● **Dataset records on visual material**
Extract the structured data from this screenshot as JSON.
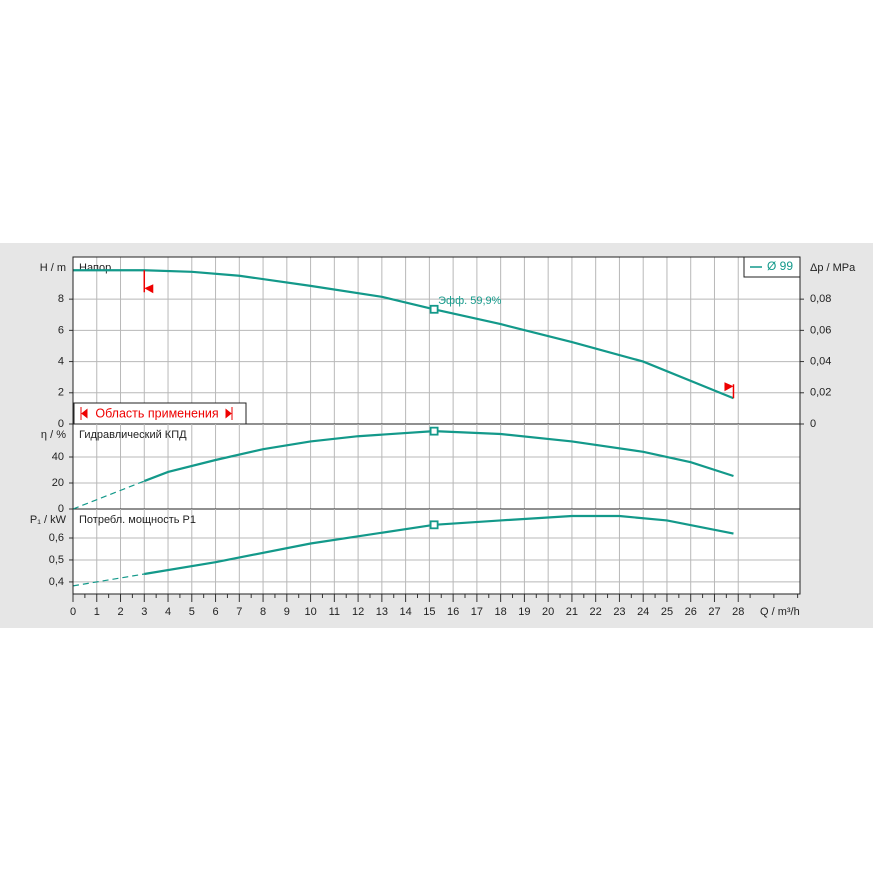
{
  "chart_data": [
    {
      "type": "line",
      "title": "Напор",
      "ylabel": "H / m",
      "y2label": "Δp / MPa",
      "x": [
        0,
        3,
        5,
        7,
        10,
        13,
        15.2,
        18,
        21,
        24,
        27.8
      ],
      "series": [
        {
          "name": "Ø 99",
          "color": "#13998a",
          "values": [
            9.85,
            9.85,
            9.75,
            9.5,
            8.85,
            8.15,
            7.35,
            6.4,
            5.25,
            4.0,
            1.65
          ]
        }
      ],
      "xlim": [
        0,
        30.6
      ],
      "ylim": [
        0,
        10.7
      ],
      "yticks": [
        0,
        2,
        4,
        6,
        8
      ],
      "y2lim": [
        0,
        0.107
      ],
      "y2ticks": [
        0,
        {
          "value": 0.02,
          "label": "0,02"
        },
        {
          "value": 0.04,
          "label": "0,04"
        },
        {
          "value": 0.06,
          "label": "0,06"
        },
        {
          "value": 0.08,
          "label": "0,08"
        }
      ],
      "operating_point": {
        "x": 15.2,
        "y": 7.35
      },
      "annotation": "Эфф.  59,9%",
      "application_range": {
        "label": "Область применения",
        "min": 3,
        "max": 27.8
      },
      "grid": true,
      "legend": "top-right"
    },
    {
      "type": "line",
      "title": "Гидравлический КПД",
      "ylabel": "η / %",
      "x": [
        0,
        3,
        4,
        6,
        8,
        10,
        12,
        15.2,
        18,
        21,
        24,
        26,
        27.8
      ],
      "series": [
        {
          "name": "Ø 99",
          "color": "#13998a",
          "values": [
            0,
            21.5,
            28.5,
            37.7,
            46,
            52,
            56,
            59.9,
            57.7,
            52,
            44,
            36,
            25.4
          ]
        }
      ],
      "extrapolated_start": true,
      "xlim": [
        0,
        30.6
      ],
      "ylim": [
        0,
        65.4
      ],
      "yticks": [
        0,
        20,
        40
      ],
      "operating_point": {
        "x": 15.2,
        "y": 59.9
      },
      "grid": true
    },
    {
      "type": "line",
      "title": "Потребл. мощность P1",
      "ylabel": "P₁ / kW",
      "xlabel": "Q / m³/h",
      "x": [
        0,
        3,
        6,
        10,
        15.2,
        18,
        21,
        23,
        25,
        27.8
      ],
      "series": [
        {
          "name": "Ø 99",
          "color": "#13998a",
          "values": [
            0.382,
            0.436,
            0.49,
            0.575,
            0.66,
            0.68,
            0.7,
            0.7,
            0.68,
            0.62
          ]
        }
      ],
      "extrapolated_start": true,
      "xlim": [
        0,
        30.6
      ],
      "ylim": [
        0.345,
        0.732
      ],
      "yticks": [
        {
          "value": 0.4,
          "label": "0,4"
        },
        {
          "value": 0.5,
          "label": "0,5"
        },
        {
          "value": 0.6,
          "label": "0,6"
        }
      ],
      "xticks": [
        0,
        1,
        2,
        3,
        4,
        5,
        6,
        7,
        8,
        9,
        10,
        11,
        12,
        13,
        14,
        15,
        16,
        17,
        18,
        19,
        20,
        21,
        22,
        23,
        24,
        25,
        26,
        27,
        28
      ],
      "operating_point": {
        "x": 15.2,
        "y": 0.66
      },
      "grid": true
    }
  ]
}
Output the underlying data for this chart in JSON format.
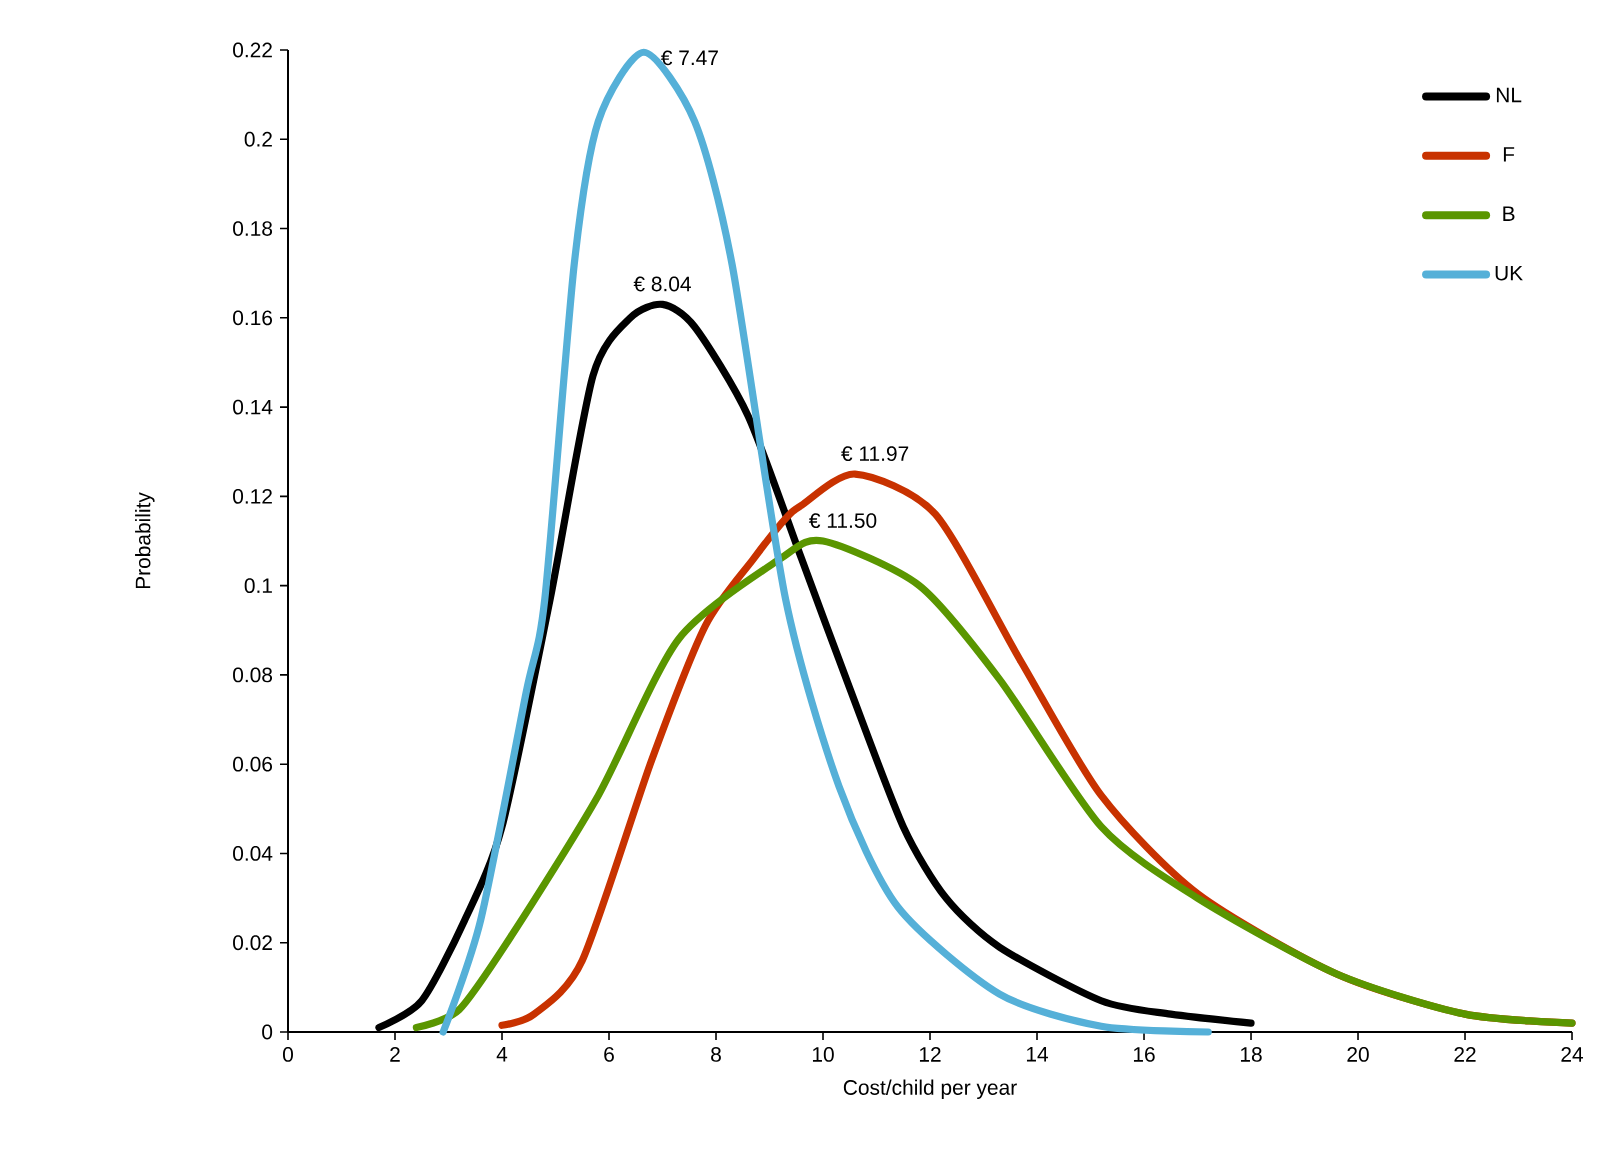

● **PROBLEM STATEMENT**
Using the material above, retype each entry exactly and omit the pictures.

● **THE RESPONSE**
Extract the structured data from this screenshot as JSON.
{
  "chart_data": [
    {
      "type": "line",
      "title": "Напор",
      "ylabel": "H / m",
      "y2label": "Δp / MPa",
      "x": [
        0,
        3,
        5,
        7,
        10,
        13,
        15.2,
        18,
        21,
        24,
        27.8
      ],
      "series": [
        {
          "name": "Ø 99",
          "color": "#13998a",
          "values": [
            9.85,
            9.85,
            9.75,
            9.5,
            8.85,
            8.15,
            7.35,
            6.4,
            5.25,
            4.0,
            1.65
          ]
        }
      ],
      "xlim": [
        0,
        30.6
      ],
      "ylim": [
        0,
        10.7
      ],
      "yticks": [
        0,
        2,
        4,
        6,
        8
      ],
      "y2lim": [
        0,
        0.107
      ],
      "y2ticks": [
        0,
        {
          "value": 0.02,
          "label": "0,02"
        },
        {
          "value": 0.04,
          "label": "0,04"
        },
        {
          "value": 0.06,
          "label": "0,06"
        },
        {
          "value": 0.08,
          "label": "0,08"
        }
      ],
      "operating_point": {
        "x": 15.2,
        "y": 7.35
      },
      "annotation": "Эфф.  59,9%",
      "application_range": {
        "label": "Область применения",
        "min": 3,
        "max": 27.8
      },
      "grid": true,
      "legend": "top-right"
    },
    {
      "type": "line",
      "title": "Гидравлический КПД",
      "ylabel": "η / %",
      "x": [
        0,
        3,
        4,
        6,
        8,
        10,
        12,
        15.2,
        18,
        21,
        24,
        26,
        27.8
      ],
      "series": [
        {
          "name": "Ø 99",
          "color": "#13998a",
          "values": [
            0,
            21.5,
            28.5,
            37.7,
            46,
            52,
            56,
            59.9,
            57.7,
            52,
            44,
            36,
            25.4
          ]
        }
      ],
      "extrapolated_start": true,
      "xlim": [
        0,
        30.6
      ],
      "ylim": [
        0,
        65.4
      ],
      "yticks": [
        0,
        20,
        40
      ],
      "operating_point": {
        "x": 15.2,
        "y": 59.9
      },
      "grid": true
    },
    {
      "type": "line",
      "title": "Потребл. мощность P1",
      "ylabel": "P₁ / kW",
      "xlabel": "Q / m³/h",
      "x": [
        0,
        3,
        6,
        10,
        15.2,
        18,
        21,
        23,
        25,
        27.8
      ],
      "series": [
        {
          "name": "Ø 99",
          "color": "#13998a",
          "values": [
            0.382,
            0.436,
            0.49,
            0.575,
            0.66,
            0.68,
            0.7,
            0.7,
            0.68,
            0.62
          ]
        }
      ],
      "extrapolated_start": true,
      "xlim": [
        0,
        30.6
      ],
      "ylim": [
        0.345,
        0.732
      ],
      "yticks": [
        {
          "value": 0.4,
          "label": "0,4"
        },
        {
          "value": 0.5,
          "label": "0,5"
        },
        {
          "value": 0.6,
          "label": "0,6"
        }
      ],
      "xticks": [
        0,
        1,
        2,
        3,
        4,
        5,
        6,
        7,
        8,
        9,
        10,
        11,
        12,
        13,
        14,
        15,
        16,
        17,
        18,
        19,
        20,
        21,
        22,
        23,
        24,
        25,
        26,
        27,
        28
      ],
      "operating_point": {
        "x": 15.2,
        "y": 0.66
      },
      "grid": true
    }
  ]
}
Output the underlying data for this chart in JSON format.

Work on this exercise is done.